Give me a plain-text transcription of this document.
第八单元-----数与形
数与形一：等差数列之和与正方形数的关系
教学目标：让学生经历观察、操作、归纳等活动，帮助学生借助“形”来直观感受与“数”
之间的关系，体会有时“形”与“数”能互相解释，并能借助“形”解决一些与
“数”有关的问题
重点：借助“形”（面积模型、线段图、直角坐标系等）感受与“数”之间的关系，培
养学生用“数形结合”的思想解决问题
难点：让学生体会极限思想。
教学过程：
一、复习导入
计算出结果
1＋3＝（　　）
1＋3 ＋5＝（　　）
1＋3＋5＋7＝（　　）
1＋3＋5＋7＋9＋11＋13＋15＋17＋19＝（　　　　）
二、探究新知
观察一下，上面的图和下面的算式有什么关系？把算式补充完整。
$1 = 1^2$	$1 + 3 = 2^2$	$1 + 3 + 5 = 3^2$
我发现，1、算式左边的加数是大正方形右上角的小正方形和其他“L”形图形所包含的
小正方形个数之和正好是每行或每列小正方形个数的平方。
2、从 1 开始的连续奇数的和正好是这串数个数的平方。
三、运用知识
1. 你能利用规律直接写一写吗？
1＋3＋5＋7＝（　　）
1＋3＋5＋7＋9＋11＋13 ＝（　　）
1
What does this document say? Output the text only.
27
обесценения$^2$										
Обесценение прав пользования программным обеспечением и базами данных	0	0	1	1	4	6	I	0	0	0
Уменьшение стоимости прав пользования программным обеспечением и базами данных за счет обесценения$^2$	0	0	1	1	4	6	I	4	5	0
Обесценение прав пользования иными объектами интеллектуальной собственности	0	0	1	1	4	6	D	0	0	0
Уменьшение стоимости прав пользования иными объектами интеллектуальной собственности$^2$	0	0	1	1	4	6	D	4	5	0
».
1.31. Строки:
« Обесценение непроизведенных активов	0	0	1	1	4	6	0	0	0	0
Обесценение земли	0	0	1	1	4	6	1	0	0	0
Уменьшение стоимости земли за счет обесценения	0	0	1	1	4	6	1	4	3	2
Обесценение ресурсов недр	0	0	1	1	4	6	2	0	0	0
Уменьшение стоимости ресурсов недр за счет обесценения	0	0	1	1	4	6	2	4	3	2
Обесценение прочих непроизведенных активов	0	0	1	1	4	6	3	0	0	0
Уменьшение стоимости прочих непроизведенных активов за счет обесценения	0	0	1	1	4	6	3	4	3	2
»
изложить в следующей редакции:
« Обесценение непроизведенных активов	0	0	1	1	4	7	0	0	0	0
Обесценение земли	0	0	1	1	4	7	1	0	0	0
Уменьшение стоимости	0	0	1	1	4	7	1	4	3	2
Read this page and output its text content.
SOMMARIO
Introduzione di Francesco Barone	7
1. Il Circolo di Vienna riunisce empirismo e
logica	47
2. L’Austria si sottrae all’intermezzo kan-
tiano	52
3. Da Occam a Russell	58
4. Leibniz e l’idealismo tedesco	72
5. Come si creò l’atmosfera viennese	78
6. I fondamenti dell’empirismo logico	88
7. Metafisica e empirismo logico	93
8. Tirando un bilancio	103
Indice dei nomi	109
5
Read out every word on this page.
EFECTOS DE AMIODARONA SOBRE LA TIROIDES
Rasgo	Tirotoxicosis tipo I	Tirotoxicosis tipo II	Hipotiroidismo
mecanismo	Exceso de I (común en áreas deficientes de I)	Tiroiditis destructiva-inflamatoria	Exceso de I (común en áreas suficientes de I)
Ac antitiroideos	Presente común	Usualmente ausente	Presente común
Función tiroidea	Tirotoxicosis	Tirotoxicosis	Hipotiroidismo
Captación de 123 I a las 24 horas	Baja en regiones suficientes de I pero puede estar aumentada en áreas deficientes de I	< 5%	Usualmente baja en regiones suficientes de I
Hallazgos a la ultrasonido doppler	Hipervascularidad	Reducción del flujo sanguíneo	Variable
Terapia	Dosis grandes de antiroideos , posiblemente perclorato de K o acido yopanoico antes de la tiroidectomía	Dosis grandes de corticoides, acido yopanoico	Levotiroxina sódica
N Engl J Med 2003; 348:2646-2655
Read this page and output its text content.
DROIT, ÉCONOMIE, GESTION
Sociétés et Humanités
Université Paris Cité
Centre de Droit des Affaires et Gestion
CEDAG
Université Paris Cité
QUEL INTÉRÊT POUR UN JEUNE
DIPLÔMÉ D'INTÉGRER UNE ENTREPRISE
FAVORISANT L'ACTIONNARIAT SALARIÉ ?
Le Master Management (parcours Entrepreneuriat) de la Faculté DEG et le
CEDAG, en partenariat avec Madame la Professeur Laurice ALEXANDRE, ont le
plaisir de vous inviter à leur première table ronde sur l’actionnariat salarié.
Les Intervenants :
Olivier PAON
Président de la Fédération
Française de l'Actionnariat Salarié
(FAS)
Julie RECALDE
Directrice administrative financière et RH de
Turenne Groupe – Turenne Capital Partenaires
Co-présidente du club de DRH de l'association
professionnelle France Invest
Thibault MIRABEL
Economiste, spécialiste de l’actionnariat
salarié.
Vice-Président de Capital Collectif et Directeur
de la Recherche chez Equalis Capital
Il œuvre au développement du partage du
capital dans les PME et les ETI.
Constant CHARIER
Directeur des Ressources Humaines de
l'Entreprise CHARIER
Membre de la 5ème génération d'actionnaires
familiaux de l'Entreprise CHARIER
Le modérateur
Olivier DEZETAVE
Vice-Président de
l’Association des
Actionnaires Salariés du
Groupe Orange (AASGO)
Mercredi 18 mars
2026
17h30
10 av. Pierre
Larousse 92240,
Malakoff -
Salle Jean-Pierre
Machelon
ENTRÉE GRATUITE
◆ ◆ ◆ ◆ ◆
Take the records above and return them exactly as written.

Give me a plain-text transcription of this document.
第八单元-----数与形
数与形一：等差数列之和与正方形数的关系
教学目标：让学生经历观察、操作、归纳等活动，帮助学生借助“形”来直观感受与“数”
之间的关系，体会有时“形”与“数”能互相解释，并能借助“形”解决一些与
“数”有关的问题
重点：借助“形”（面积模型、线段图、直角坐标系等）感受与“数”之间的关系，培
养学生用“数形结合”的思想解决问题
难点：让学生体会极限思想。
教学过程：
一、复习导入
计算出结果
1＋3＝（　　）
1＋3 ＋5＝（　　）
1＋3＋5＋7＝（　　）
1＋3＋5＋7＋9＋11＋13＋15＋17＋19＝（　　　　）
二、探究新知
观察一下，上面的图和下面的算式有什么关系？把算式补充完整。
$1 = 1^2$	$1 + 3 = 2^2$	$1 + 3 + 5 = 3^2$
我发现，1、算式左边的加数是大正方形右上角的小正方形和其他“L”形图形所包含的
小正方形个数之和正好是每行或每列小正方形个数的平方。
2、从 1 开始的连续奇数的和正好是这串数个数的平方。
三、运用知识
1. 你能利用规律直接写一写吗？
1＋3＋5＋7＝（　　）
1＋3＋5＋7＋9＋11＋13 ＝（　　）
1
What does this document say? Output the text only.
27
обесценения$^2$										
Обесценение прав пользования программным обеспечением и базами данных	0	0	1	1	4	6	I	0	0	0
Уменьшение стоимости прав пользования программным обеспечением и базами данных за счет обесценения$^2$	0	0	1	1	4	6	I	4	5	0
Обесценение прав пользования иными объектами интеллектуальной собственности	0	0	1	1	4	6	D	0	0	0
Уменьшение стоимости прав пользования иными объектами интеллектуальной собственности$^2$	0	0	1	1	4	6	D	4	5	0
».
1.31. Строки:
« Обесценение непроизведенных активов	0	0	1	1	4	6	0	0	0	0
Обесценение земли	0	0	1	1	4	6	1	0	0	0
Уменьшение стоимости земли за счет обесценения	0	0	1	1	4	6	1	4	3	2
Обесценение ресурсов недр	0	0	1	1	4	6	2	0	0	0
Уменьшение стоимости ресурсов недр за счет обесценения	0	0	1	1	4	6	2	4	3	2
Обесценение прочих непроизведенных активов	0	0	1	1	4	6	3	0	0	0
Уменьшение стоимости прочих непроизведенных активов за счет обесценения	0	0	1	1	4	6	3	4	3	2
»
изложить в следующей редакции:
« Обесценение непроизведенных активов	0	0	1	1	4	7	0	0	0	0
Обесценение земли	0	0	1	1	4	7	1	0	0	0
Уменьшение стоимости	0	0	1	1	4	7	1	4	3	2
Read this page and output its text content.
SOMMARIO
Introduzione di Francesco Barone	7
1. Il Circolo di Vienna riunisce empirismo e
logica	47
2. L’Austria si sottrae all’intermezzo kan-
tiano	52
3. Da Occam a Russell	58
4. Leibniz e l’idealismo tedesco	72
5. Come si creò l’atmosfera viennese	78
6. I fondamenti dell’empirismo logico	88
7. Metafisica e empirismo logico	93
8. Tirando un bilancio	103
Indice dei nomi	109
5
Read out every word on this page.
EFECTOS DE AMIODARONA SOBRE LA TIROIDES
Rasgo	Tirotoxicosis tipo I	Tirotoxicosis tipo II	Hipotiroidismo
mecanismo	Exceso de I (común en áreas deficientes de I)	Tiroiditis destructiva-inflamatoria	Exceso de I (común en áreas suficientes de I)
Ac antitiroideos	Presente común	Usualmente ausente	Presente común
Función tiroidea	Tirotoxicosis	Tirotoxicosis	Hipotiroidismo
Captación de 123 I a las 24 horas	Baja en regiones suficientes de I pero puede estar aumentada en áreas deficientes de I	< 5%	Usualmente baja en regiones suficientes de I
Hallazgos a la ultrasonido doppler	Hipervascularidad	Reducción del flujo sanguíneo	Variable
Terapia	Dosis grandes de antiroideos , posiblemente perclorato de K o acido yopanoico antes de la tiroidectomía	Dosis grandes de corticoides, acido yopanoico	Levotiroxina sódica
N Engl J Med 2003; 348:2646-2655
Read this page and output its text content.
DROIT, ÉCONOMIE, GESTION
Sociétés et Humanités
Université Paris Cité
Centre de Droit des Affaires et Gestion
CEDAG
Université Paris Cité
QUEL INTÉRÊT POUR UN JEUNE
DIPLÔMÉ D'INTÉGRER UNE ENTREPRISE
FAVORISANT L'ACTIONNARIAT SALARIÉ ?
Le Master Management (parcours Entrepreneuriat) de la Faculté DEG et le
CEDAG, en partenariat avec Madame la Professeur Laurice ALEXANDRE, ont le
plaisir de vous inviter à leur première table ronde sur l’actionnariat salarié.
Les Intervenants :
Olivier PAON
Président de la Fédération
Française de l'Actionnariat Salarié
(FAS)
Julie RECALDE
Directrice administrative financière et RH de
Turenne Groupe – Turenne Capital Partenaires
Co-présidente du club de DRH de l'association
professionnelle France Invest
Thibault MIRABEL
Economiste, spécialiste de l’actionnariat
salarié.
Vice-Président de Capital Collectif et Directeur
de la Recherche chez Equalis Capital
Il œuvre au développement du partage du
capital dans les PME et les ETI.
Constant CHARIER
Directeur des Ressources Humaines de
l'Entreprise CHARIER
Membre de la 5ème génération d'actionnaires
familiaux de l'Entreprise CHARIER
Le modérateur
Olivier DEZETAVE
Vice-Président de
l’Association des
Actionnaires Salariés du
Groupe Orange (AASGO)
Mercredi 18 mars
2026
17h30
10 av. Pierre
Larousse 92240,
Malakoff -
Salle Jean-Pierre
Machelon
ENTRÉE GRATUITE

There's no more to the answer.